● Description of the task: Each line that contains the string "said" counts once; report how many such lines appear in the data, as a number only.

[Records from a dataset]
[start]

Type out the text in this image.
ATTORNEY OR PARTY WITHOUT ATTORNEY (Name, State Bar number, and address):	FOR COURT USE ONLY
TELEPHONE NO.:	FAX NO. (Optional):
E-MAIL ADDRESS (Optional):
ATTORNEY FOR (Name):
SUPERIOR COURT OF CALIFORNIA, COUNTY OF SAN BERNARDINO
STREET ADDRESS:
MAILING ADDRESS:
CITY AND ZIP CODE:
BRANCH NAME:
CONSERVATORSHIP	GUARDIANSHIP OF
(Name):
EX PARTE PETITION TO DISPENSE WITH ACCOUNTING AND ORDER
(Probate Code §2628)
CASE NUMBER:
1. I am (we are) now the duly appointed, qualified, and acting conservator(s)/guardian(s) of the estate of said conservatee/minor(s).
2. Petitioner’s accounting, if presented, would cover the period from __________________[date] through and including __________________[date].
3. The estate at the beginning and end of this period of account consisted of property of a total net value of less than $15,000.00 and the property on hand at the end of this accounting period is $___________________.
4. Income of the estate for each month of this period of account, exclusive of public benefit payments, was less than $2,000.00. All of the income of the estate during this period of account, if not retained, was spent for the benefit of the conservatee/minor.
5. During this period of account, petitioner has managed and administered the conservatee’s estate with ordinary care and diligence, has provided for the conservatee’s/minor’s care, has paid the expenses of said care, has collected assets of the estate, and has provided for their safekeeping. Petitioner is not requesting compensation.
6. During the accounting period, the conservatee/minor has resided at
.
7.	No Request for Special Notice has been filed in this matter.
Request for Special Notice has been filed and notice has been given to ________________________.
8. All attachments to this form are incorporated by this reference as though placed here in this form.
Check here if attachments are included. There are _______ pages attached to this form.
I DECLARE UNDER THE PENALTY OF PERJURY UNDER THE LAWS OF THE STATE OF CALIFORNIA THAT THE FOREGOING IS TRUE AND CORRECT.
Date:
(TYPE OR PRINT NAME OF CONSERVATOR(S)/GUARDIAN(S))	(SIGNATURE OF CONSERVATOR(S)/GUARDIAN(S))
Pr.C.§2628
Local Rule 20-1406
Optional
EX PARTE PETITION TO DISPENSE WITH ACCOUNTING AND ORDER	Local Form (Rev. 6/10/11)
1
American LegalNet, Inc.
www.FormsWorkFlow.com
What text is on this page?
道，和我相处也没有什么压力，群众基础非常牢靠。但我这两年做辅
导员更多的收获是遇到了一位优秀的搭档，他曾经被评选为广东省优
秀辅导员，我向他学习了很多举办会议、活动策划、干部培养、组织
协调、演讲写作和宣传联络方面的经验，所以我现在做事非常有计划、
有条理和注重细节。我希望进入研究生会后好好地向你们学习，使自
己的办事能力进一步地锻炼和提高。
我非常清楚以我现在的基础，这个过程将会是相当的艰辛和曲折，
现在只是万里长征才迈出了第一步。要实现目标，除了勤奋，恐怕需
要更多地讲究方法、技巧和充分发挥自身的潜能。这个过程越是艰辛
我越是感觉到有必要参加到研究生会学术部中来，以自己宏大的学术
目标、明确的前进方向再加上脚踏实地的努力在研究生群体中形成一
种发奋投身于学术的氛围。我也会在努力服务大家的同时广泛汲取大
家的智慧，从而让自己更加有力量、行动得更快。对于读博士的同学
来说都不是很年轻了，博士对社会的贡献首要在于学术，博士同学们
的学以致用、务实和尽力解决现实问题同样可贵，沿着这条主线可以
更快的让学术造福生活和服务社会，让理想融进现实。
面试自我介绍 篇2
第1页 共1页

[end]

● Solved problem: 2